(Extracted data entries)
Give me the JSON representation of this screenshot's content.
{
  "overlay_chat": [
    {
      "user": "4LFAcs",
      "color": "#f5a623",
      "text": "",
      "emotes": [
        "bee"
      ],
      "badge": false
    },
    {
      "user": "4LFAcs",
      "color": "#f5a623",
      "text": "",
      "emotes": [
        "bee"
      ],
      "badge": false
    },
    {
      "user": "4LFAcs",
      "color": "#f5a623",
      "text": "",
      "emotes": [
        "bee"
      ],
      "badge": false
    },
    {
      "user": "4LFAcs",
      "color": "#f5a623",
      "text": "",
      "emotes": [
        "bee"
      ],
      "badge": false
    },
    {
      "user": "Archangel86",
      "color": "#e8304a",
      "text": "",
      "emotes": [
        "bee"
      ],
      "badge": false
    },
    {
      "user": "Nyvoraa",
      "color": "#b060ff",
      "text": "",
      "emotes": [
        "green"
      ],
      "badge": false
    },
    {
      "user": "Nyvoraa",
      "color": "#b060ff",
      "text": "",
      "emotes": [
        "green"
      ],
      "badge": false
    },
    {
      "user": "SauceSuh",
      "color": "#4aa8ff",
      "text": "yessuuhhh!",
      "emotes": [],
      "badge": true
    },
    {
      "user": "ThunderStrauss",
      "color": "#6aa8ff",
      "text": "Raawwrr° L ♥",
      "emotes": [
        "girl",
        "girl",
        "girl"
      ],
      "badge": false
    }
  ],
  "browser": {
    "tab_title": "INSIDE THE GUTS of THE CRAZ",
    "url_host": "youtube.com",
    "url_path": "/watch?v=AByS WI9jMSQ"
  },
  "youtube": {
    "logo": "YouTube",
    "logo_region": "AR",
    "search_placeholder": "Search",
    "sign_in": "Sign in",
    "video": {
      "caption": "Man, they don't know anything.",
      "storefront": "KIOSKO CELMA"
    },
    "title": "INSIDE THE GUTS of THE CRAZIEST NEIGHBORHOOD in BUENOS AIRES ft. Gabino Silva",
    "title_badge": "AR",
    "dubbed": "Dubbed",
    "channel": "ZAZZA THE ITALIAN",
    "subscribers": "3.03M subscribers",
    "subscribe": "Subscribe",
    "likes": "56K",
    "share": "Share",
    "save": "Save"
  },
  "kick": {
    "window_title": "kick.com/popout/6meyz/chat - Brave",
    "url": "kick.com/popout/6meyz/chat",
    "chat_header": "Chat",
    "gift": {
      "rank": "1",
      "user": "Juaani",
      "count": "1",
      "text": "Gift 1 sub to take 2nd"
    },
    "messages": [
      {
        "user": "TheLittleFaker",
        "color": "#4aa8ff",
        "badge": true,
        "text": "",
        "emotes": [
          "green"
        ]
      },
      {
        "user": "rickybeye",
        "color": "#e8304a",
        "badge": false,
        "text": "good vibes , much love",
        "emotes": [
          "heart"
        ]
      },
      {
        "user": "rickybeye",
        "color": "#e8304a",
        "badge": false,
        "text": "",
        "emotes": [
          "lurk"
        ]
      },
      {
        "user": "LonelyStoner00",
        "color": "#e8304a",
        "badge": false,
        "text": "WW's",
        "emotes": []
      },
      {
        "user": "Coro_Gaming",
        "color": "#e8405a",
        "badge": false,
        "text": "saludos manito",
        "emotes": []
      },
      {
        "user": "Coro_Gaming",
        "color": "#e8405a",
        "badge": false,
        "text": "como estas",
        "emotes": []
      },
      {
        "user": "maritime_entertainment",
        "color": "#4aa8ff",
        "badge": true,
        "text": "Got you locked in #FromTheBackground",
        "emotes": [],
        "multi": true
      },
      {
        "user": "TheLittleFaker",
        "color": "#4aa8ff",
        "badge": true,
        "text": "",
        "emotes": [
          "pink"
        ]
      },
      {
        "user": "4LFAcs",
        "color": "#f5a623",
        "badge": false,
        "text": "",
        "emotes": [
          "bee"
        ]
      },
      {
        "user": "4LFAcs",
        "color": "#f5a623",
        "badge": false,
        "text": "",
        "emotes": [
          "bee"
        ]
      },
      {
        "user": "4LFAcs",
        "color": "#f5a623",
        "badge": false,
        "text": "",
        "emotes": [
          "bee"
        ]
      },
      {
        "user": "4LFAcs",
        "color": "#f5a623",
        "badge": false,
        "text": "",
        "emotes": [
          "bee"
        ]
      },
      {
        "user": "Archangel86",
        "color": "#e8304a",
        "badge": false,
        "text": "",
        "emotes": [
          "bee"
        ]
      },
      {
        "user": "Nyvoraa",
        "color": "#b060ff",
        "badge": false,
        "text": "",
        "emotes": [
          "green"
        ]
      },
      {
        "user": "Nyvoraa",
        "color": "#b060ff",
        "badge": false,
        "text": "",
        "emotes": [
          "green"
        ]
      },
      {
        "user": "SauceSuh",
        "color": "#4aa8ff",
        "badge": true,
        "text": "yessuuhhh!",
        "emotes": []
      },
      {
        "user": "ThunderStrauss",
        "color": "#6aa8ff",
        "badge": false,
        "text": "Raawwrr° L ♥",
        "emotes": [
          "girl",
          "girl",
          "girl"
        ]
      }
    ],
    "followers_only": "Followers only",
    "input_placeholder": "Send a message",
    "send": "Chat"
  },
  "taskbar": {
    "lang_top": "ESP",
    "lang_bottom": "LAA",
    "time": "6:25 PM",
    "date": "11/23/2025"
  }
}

#### EXERCISE DETAILS:
Copy all of the data. Keep every word exactly as it is.

#### FINAL ANSWER:
Give me the JSON representation of this screenshot's content.
{
  "overlay_chat": [
    {
      "user": "4LFAcs",
      "color": "#f5a623",
      "text": "",
      "emotes": [
        "bee"
      ],
      "badge": false
    },
    {
      "user": "4LFAcs",
      "color": "#f5a623",
      "text": "",
      "emotes": [
        "bee"
      ],
      "badge": false
    },
    {
      "user": "4LFAcs",
      "color": "#f5a623",
      "text": "",
      "emotes": [
        "bee"
      ],
      "badge": false
    },
    {
      "user": "4LFAcs",
      "color": "#f5a623",
      "text": "",
      "emotes": [
        "bee"
      ],
      "badge": false
    },
    {
      "user": "Archangel86",
      "color": "#e8304a",
      "text": "",
      "emotes": [
        "bee"
      ],
      "badge": false
    },
    {
      "user": "Nyvoraa",
      "color": "#b060ff",
      "text": "",
      "emotes": [
        "green"
      ],
      "badge": false
    },
    {
      "user": "Nyvoraa",
      "color": "#b060ff",
      "text": "",
      "emotes": [
        "green"
      ],
      "badge": false
    },
    {
      "user": "SauceSuh",
      "color": "#4aa8ff",
      "text": "yessuuhhh!",
      "emotes": [],
      "badge": true
    },
    {
      "user": "ThunderStrauss",
      "color": "#6aa8ff",
      "text": "Raawwrr° L ♥",
      "emotes": [
        "girl",
        "girl",
        "girl"
      ],
      "badge": false
    }
  ],
  "browser": {
    "tab_title": "INSIDE THE GUTS of THE CRAZ",
    "url_host": "youtube.com",
    "url_path": "/watch?v=AByS WI9jMSQ"
  },
  "youtube": {
    "logo": "YouTube",
    "logo_region": "AR",
    "search_placeholder": "Search",
    "sign_in": "Sign in",
    "video": {
      "caption": "Man, they don't know anything.",
      "storefront": "KIOSKO CELMA"
    },
    "title": "INSIDE THE GUTS of THE CRAZIEST NEIGHBORHOOD in BUENOS AIRES ft. Gabino Silva",
    "title_badge": "AR",
    "dubbed": "Dubbed",
    "channel": "ZAZZA THE ITALIAN",
    "subscribers": "3.03M subscribers",
    "subscribe": "Subscribe",
    "likes": "56K",
    "share": "Share",
    "save": "Save"
  },
  "kick": {
    "window_title": "kick.com/popout/6meyz/chat - Brave",
    "url": "kick.com/popout/6meyz/chat",
    "chat_header": "Chat",
    "gift": {
      "rank": "1",
      "user": "Juaani",
      "count": "1",
      "text": "Gift 1 sub to take 2nd"
    },
    "messages": [
      {
        "user": "TheLittleFaker",
        "color": "#4aa8ff",
        "badge": true,
        "text": "",
        "emotes": [
          "green"
        ]
      },
      {
        "user": "rickybeye",
        "color": "#e8304a",
        "badge": false,
        "text": "good vibes , much love",
        "emotes": [
          "heart"
        ]
      },
      {
        "user": "rickybeye",
        "color": "#e8304a",
        "badge": false,
        "text": "",
        "emotes": [
          "lurk"
        ]
      },
      {
        "user": "LonelyStoner00",
        "color": "#e8304a",
        "badge": false,
        "text": "WW's",
        "emotes": []
      },
      {
        "user": "Coro_Gaming",
        "color": "#e8405a",
        "badge": false,
        "text": "saludos manito",
        "emotes": []
      },
      {
        "user": "Coro_Gaming",
        "color": "#e8405a",
        "badge": false,
        "text": "como estas",
        "emotes": []
      },
      {
        "user": "maritime_entertainment",
        "color": "#4aa8ff",
        "badge": true,
        "text": "Got you locked in #FromTheBackground",
        "emotes": [],
        "multi": true
      },
      {
        "user": "TheLittleFaker",
        "color": "#4aa8ff",
        "badge": true,
        "text": "",
        "emotes": [
          "pink"
        ]
      },
      {
        "user": "4LFAcs",
        "color": "#f5a623",
        "badge": false,
        "text": "",
        "emotes": [
          "bee"
        ]
      },
      {
        "user": "4LFAcs",
        "color": "#f5a623",
        "badge": false,
        "text": "",
        "emotes": [
          "bee"
        ]
      },
      {
        "user": "4LFAcs",
        "color": "#f5a623",
        "badge": false,
        "text": "",
        "emotes": [
          "bee"
        ]
      },
      {
        "user": "4LFAcs",
        "color": "#f5a623",
        "badge": false,
        "text": "",
        "emotes": [
          "bee"
        ]
      },
      {
        "user": "Archangel86",
        "color": "#e8304a",
        "badge": false,
        "text": "",
        "emotes": [
          "bee"
        ]
      },
      {
        "user": "Nyvoraa",
        "color": "#b060ff",
        "badge": false,
        "text": "",
        "emotes": [
          "green"
        ]
      },
      {
        "user": "Nyvoraa",
        "color": "#b060ff",
        "badge": false,
        "text": "",
        "emotes": [
          "green"
        ]
      },
      {
        "user": "SauceSuh",
        "color": "#4aa8ff",
        "badge": true,
        "text": "yessuuhhh!",
        "emotes": []
      },
      {
        "user": "ThunderStrauss",
        "color": "#6aa8ff",
        "badge": false,
        "text": "Raawwrr° L ♥",
        "emotes": [
          "girl",
          "girl",
          "girl"
        ]
      }
    ],
    "followers_only": "Followers only",
    "input_placeholder": "Send a message",
    "send": "Chat"
  },
  "taskbar": {
    "lang_top": "ESP",
    "lang_bottom": "LAA",
    "time": "6:25 PM",
    "date": "11/23/2025"
  }
}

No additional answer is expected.